Work to do » Restate the whole listing exactly.

(Data records)
########

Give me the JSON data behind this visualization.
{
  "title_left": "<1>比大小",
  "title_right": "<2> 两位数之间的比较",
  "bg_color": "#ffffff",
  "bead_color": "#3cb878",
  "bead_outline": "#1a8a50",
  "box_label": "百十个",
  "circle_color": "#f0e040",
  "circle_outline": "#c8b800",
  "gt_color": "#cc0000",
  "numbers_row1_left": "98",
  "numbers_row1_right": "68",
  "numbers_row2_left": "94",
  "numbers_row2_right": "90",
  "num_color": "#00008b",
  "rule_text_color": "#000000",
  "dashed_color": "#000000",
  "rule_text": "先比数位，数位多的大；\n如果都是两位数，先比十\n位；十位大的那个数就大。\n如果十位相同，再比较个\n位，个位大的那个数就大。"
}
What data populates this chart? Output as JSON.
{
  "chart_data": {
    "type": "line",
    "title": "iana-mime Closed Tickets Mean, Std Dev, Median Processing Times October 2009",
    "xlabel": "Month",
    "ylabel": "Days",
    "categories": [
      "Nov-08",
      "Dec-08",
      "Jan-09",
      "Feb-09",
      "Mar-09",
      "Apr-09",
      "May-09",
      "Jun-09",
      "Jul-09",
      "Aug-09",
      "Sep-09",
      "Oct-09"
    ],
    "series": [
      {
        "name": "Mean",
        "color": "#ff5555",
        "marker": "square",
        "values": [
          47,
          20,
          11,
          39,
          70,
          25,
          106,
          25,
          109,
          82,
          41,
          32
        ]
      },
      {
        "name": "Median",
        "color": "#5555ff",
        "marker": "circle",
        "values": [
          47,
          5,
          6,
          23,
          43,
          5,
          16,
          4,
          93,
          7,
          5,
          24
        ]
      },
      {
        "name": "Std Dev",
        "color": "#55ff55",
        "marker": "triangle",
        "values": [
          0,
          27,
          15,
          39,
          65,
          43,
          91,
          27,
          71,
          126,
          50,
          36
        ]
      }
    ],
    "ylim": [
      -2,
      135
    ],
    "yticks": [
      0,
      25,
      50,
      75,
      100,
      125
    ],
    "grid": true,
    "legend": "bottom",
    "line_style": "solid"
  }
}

########

Answer to the problem »
Give me the JSON data behind this visualization.
{
  "title_left": "<1>比大小",
  "title_right": "<2> 两位数之间的比较",
  "bg_color": "#ffffff",
  "bead_color": "#3cb878",
  "bead_outline": "#1a8a50",
  "box_label": "百十个",
  "circle_color": "#f0e040",
  "circle_outline": "#c8b800",
  "gt_color": "#cc0000",
  "numbers_row1_left": "98",
  "numbers_row1_right": "68",
  "numbers_row2_left": "94",
  "numbers_row2_right": "90",
  "num_color": "#00008b",
  "rule_text_color": "#000000",
  "dashed_color": "#000000",
  "rule_text": "先比数位，数位多的大；\n如果都是两位数，先比十\n位；十位大的那个数就大。\n如果十位相同，再比较个\n位，个位大的那个数就大。"
}
What data populates this chart? Output as JSON.
{
  "chart_data": {
    "type": "line",
    "title": "iana-mime Closed Tickets Mean, Std Dev, Median Processing Times October 2009",
    "xlabel": "Month",
    "ylabel": "Days",
    "categories": [
      "Nov-08",
      "Dec-08",
      "Jan-09",
      "Feb-09",
      "Mar-09",
      "Apr-09",
      "May-09",
      "Jun-09",
      "Jul-09",
      "Aug-09",
      "Sep-09",
      "Oct-09"
    ],
    "series": [
      {
        "name": "Mean",
        "color": "#ff5555",
        "marker": "square",
        "values": [
          47,
          20,
          11,
          39,
          70,
          25,
          106,
          25,
          109,
          82,
          41,
          32
        ]
      },
      {
        "name": "Median",
        "color": "#5555ff",
        "marker": "circle",
        "values": [
          47,
          5,
          6,
          23,
          43,
          5,
          16,
          4,
          93,
          7,
          5,
          24
        ]
      },
      {
        "name": "Std Dev",
        "color": "#55ff55",
        "marker": "triangle",
        "values": [
          0,
          27,
          15,
          39,
          65,
          43,
          91,
          27,
          71,
          126,
          50,
          36
        ]
      }
    ],
    "ylim": [
      -2,
      135
    ],
    "yticks": [
      0,
      25,
      50,
      75,
      100,
      125
    ],
    "grid": true,
    "legend": "bottom",
    "line_style": "solid"
  }
}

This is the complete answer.